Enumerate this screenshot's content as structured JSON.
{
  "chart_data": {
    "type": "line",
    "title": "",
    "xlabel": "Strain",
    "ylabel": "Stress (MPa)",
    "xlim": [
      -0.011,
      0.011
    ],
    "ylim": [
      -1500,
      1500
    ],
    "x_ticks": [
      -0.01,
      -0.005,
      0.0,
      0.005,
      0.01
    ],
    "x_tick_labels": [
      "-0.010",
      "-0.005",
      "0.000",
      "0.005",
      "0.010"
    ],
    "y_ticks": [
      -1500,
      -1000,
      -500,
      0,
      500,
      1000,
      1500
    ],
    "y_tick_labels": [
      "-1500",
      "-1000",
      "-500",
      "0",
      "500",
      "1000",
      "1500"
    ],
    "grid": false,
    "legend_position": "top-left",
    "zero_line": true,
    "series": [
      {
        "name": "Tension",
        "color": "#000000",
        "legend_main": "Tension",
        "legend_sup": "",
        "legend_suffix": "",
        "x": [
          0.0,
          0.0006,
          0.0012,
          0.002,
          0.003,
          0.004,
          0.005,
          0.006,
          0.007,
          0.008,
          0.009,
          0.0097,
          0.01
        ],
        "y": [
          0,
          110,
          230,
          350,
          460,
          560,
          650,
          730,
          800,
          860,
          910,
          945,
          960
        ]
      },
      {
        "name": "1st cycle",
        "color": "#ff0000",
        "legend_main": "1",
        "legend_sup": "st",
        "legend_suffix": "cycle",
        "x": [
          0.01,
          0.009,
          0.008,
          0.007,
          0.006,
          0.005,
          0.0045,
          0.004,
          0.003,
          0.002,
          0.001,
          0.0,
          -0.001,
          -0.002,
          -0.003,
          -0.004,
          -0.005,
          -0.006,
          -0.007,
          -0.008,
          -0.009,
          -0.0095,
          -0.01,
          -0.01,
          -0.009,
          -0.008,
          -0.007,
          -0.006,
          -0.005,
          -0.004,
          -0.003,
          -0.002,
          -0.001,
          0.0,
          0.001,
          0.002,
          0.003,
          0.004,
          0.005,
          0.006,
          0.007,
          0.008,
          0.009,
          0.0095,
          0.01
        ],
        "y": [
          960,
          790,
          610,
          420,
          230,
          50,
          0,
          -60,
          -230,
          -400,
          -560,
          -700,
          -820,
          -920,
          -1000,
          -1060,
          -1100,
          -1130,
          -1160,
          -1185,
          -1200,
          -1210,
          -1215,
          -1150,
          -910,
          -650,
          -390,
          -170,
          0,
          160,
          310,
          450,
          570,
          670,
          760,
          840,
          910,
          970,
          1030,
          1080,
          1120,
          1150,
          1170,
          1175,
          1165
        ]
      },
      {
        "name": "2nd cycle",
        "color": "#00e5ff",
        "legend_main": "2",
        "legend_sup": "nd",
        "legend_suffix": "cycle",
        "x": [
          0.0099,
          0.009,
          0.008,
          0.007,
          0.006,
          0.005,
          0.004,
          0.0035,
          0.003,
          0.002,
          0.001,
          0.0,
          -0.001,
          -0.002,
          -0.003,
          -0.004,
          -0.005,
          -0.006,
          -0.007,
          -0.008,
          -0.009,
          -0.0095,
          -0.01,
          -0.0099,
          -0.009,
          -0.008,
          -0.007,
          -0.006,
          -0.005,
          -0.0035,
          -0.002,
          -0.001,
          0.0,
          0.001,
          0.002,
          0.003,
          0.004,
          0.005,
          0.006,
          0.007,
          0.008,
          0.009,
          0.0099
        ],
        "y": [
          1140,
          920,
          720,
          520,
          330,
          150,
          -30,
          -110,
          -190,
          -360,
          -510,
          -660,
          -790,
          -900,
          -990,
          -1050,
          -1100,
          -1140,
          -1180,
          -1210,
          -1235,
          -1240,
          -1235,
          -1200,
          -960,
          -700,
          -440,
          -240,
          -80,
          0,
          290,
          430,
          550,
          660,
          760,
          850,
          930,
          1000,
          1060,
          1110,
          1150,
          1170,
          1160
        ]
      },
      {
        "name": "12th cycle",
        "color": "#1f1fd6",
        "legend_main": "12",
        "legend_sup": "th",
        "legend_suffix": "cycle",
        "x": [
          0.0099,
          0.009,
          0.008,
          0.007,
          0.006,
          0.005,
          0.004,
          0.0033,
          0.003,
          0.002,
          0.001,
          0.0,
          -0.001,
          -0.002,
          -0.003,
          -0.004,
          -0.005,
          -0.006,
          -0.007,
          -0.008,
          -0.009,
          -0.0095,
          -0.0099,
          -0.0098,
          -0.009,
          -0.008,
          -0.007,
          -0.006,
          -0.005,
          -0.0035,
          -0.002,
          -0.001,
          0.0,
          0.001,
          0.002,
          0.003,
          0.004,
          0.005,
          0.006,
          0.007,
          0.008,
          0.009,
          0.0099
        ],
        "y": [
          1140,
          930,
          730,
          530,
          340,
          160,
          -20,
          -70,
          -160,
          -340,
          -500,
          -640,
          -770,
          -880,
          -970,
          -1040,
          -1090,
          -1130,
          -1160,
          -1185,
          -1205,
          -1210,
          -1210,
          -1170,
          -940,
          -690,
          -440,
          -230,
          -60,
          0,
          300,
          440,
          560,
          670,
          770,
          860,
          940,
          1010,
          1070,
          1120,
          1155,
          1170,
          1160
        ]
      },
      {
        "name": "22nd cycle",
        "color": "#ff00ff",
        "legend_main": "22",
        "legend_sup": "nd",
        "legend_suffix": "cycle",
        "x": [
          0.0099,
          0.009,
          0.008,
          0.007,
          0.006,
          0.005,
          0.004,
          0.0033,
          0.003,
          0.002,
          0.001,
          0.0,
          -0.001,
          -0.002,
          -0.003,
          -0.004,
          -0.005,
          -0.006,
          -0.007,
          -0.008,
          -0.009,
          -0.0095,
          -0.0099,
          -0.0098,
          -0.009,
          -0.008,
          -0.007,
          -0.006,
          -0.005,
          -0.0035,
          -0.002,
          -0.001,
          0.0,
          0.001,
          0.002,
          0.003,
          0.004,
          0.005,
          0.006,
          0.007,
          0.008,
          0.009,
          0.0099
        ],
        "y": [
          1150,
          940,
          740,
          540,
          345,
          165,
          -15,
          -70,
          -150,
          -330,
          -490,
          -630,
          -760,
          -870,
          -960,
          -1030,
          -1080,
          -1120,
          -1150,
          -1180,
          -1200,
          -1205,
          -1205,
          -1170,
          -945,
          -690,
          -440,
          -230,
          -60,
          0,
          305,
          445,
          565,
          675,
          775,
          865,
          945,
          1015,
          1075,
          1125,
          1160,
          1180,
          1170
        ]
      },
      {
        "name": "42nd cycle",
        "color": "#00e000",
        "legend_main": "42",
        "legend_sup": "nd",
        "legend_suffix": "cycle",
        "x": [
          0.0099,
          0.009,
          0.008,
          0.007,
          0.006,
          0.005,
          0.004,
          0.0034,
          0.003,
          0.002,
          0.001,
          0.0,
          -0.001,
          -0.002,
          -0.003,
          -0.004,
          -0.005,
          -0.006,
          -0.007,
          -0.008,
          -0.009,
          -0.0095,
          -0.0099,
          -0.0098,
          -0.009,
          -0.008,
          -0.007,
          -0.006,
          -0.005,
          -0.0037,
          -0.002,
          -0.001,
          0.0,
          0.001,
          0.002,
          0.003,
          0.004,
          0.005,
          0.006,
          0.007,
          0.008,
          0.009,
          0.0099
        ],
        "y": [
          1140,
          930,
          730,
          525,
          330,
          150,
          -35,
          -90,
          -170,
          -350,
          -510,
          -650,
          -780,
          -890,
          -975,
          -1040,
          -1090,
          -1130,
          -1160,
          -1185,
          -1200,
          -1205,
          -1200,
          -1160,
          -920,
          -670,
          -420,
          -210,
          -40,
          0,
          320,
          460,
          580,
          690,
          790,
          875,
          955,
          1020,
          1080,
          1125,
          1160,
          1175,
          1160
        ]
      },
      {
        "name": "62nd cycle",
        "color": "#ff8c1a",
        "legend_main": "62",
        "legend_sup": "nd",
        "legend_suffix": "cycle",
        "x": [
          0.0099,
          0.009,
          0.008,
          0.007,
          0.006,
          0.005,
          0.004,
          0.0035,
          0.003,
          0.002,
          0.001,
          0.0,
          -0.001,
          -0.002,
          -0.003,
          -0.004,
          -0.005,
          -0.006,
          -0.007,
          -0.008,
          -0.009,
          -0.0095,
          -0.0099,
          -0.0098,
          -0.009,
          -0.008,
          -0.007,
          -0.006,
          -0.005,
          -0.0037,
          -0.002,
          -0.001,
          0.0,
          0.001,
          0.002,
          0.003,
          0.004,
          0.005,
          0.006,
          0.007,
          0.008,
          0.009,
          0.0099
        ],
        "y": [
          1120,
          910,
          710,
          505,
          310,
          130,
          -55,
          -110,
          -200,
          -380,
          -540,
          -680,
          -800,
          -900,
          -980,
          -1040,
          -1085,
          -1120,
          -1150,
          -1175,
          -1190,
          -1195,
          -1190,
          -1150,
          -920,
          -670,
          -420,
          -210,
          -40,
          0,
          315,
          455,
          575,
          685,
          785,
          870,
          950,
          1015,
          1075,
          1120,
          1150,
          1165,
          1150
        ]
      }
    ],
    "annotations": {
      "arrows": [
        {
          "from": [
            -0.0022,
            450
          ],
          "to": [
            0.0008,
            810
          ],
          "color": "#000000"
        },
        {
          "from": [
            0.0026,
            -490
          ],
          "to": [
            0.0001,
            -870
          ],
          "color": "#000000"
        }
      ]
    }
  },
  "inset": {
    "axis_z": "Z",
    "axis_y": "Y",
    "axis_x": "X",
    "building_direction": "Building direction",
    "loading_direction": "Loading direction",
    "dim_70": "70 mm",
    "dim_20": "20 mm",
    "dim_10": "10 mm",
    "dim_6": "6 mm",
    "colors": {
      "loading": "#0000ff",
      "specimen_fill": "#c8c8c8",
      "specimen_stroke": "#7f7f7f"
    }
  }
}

Task description: In the records above, how many lines contain the word "direction"? Give the number alone.

Exercise response: 2